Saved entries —
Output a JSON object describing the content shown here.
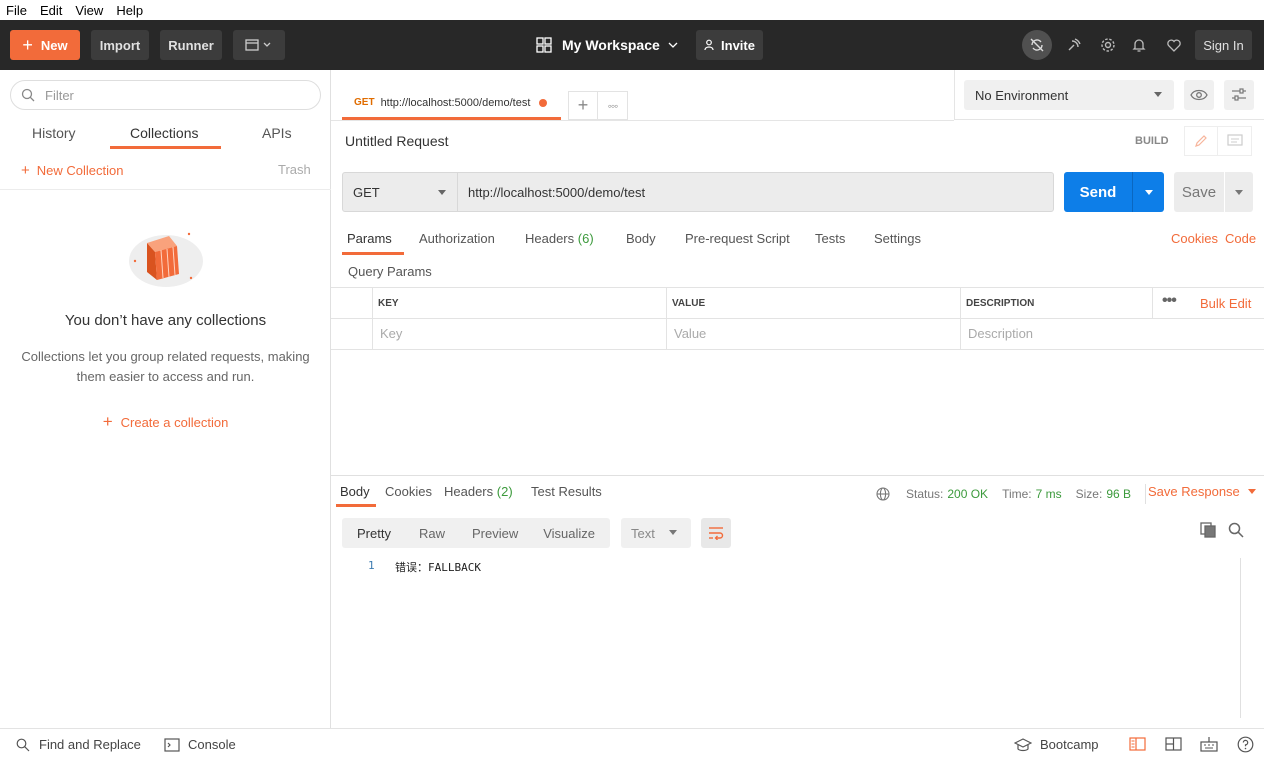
{
  "menu": [
    "File",
    "Edit",
    "View",
    "Help"
  ],
  "header": {
    "new_label": "New",
    "import_label": "Import",
    "runner_label": "Runner",
    "workspace_label": "My Workspace",
    "invite_label": "Invite",
    "signin_label": "Sign In"
  },
  "sidebar": {
    "filter_placeholder": "Filter",
    "tabs": [
      "History",
      "Collections",
      "APIs"
    ],
    "active_tab": "Collections",
    "new_collection_label": "New Collection",
    "trash_label": "Trash",
    "empty_title": "You don’t have any collections",
    "empty_desc": "Collections let you group related requests, making them easier to access and run.",
    "create_collection_label": "Create a collection"
  },
  "request_tab": {
    "method": "GET",
    "url": "http://localhost:5000/demo/test"
  },
  "environment": {
    "selected": "No Environment"
  },
  "request": {
    "title": "Untitled Request",
    "build_label": "BUILD",
    "method": "GET",
    "url": "http://localhost:5000/demo/test",
    "send_label": "Send",
    "save_label": "Save",
    "tabs": {
      "params": "Params",
      "authorization": "Authorization",
      "headers": "Headers",
      "headers_count": "(6)",
      "body": "Body",
      "prerequest": "Pre-request Script",
      "tests": "Tests",
      "settings": "Settings"
    },
    "cookies_link": "Cookies",
    "code_link": "Code",
    "query_params_label": "Query Params",
    "table": {
      "col_key": "KEY",
      "col_value": "VALUE",
      "col_description": "DESCRIPTION",
      "bulk_edit": "Bulk Edit",
      "key_placeholder": "Key",
      "value_placeholder": "Value",
      "description_placeholder": "Description"
    }
  },
  "response": {
    "tabs": {
      "body": "Body",
      "cookies": "Cookies",
      "headers": "Headers",
      "headers_count": "(2)",
      "test_results": "Test Results"
    },
    "status_label": "Status:",
    "status_value": "200 OK",
    "time_label": "Time:",
    "time_value": "7 ms",
    "size_label": "Size:",
    "size_value": "96 B",
    "save_response_label": "Save Response",
    "formats": [
      "Pretty",
      "Raw",
      "Preview",
      "Visualize"
    ],
    "text_format": "Text",
    "line_number": "1",
    "body_text": "错误：FALLBACK"
  },
  "statusbar": {
    "find_replace": "Find and Replace",
    "console": "Console",
    "bootcamp": "Bootcamp"
  },
  "colors": {
    "accent": "#f26b3a",
    "send_blue": "#0d7ee8",
    "header_bg": "#282828",
    "status_green": "#3c9a3c"
  }
}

Aim of the task — Print the whole listing above once more, word for word, without its pictures.

In response —
Output a JSON object describing the content shown here.
{
  "menu": [
    "File",
    "Edit",
    "View",
    "Help"
  ],
  "header": {
    "new_label": "New",
    "import_label": "Import",
    "runner_label": "Runner",
    "workspace_label": "My Workspace",
    "invite_label": "Invite",
    "signin_label": "Sign In"
  },
  "sidebar": {
    "filter_placeholder": "Filter",
    "tabs": [
      "History",
      "Collections",
      "APIs"
    ],
    "active_tab": "Collections",
    "new_collection_label": "New Collection",
    "trash_label": "Trash",
    "empty_title": "You don’t have any collections",
    "empty_desc": "Collections let you group related requests, making them easier to access and run.",
    "create_collection_label": "Create a collection"
  },
  "request_tab": {
    "method": "GET",
    "url": "http://localhost:5000/demo/test"
  },
  "environment": {
    "selected": "No Environment"
  },
  "request": {
    "title": "Untitled Request",
    "build_label": "BUILD",
    "method": "GET",
    "url": "http://localhost:5000/demo/test",
    "send_label": "Send",
    "save_label": "Save",
    "tabs": {
      "params": "Params",
      "authorization": "Authorization",
      "headers": "Headers",
      "headers_count": "(6)",
      "body": "Body",
      "prerequest": "Pre-request Script",
      "tests": "Tests",
      "settings": "Settings"
    },
    "cookies_link": "Cookies",
    "code_link": "Code",
    "query_params_label": "Query Params",
    "table": {
      "col_key": "KEY",
      "col_value": "VALUE",
      "col_description": "DESCRIPTION",
      "bulk_edit": "Bulk Edit",
      "key_placeholder": "Key",
      "value_placeholder": "Value",
      "description_placeholder": "Description"
    }
  },
  "response": {
    "tabs": {
      "body": "Body",
      "cookies": "Cookies",
      "headers": "Headers",
      "headers_count": "(2)",
      "test_results": "Test Results"
    },
    "status_label": "Status:",
    "status_value": "200 OK",
    "time_label": "Time:",
    "time_value": "7 ms",
    "size_label": "Size:",
    "size_value": "96 B",
    "save_response_label": "Save Response",
    "formats": [
      "Pretty",
      "Raw",
      "Preview",
      "Visualize"
    ],
    "text_format": "Text",
    "line_number": "1",
    "body_text": "错误：FALLBACK"
  },
  "statusbar": {
    "find_replace": "Find and Replace",
    "console": "Console",
    "bootcamp": "Bootcamp"
  },
  "colors": {
    "accent": "#f26b3a",
    "send_blue": "#0d7ee8",
    "header_bg": "#282828",
    "status_green": "#3c9a3c"
  }
}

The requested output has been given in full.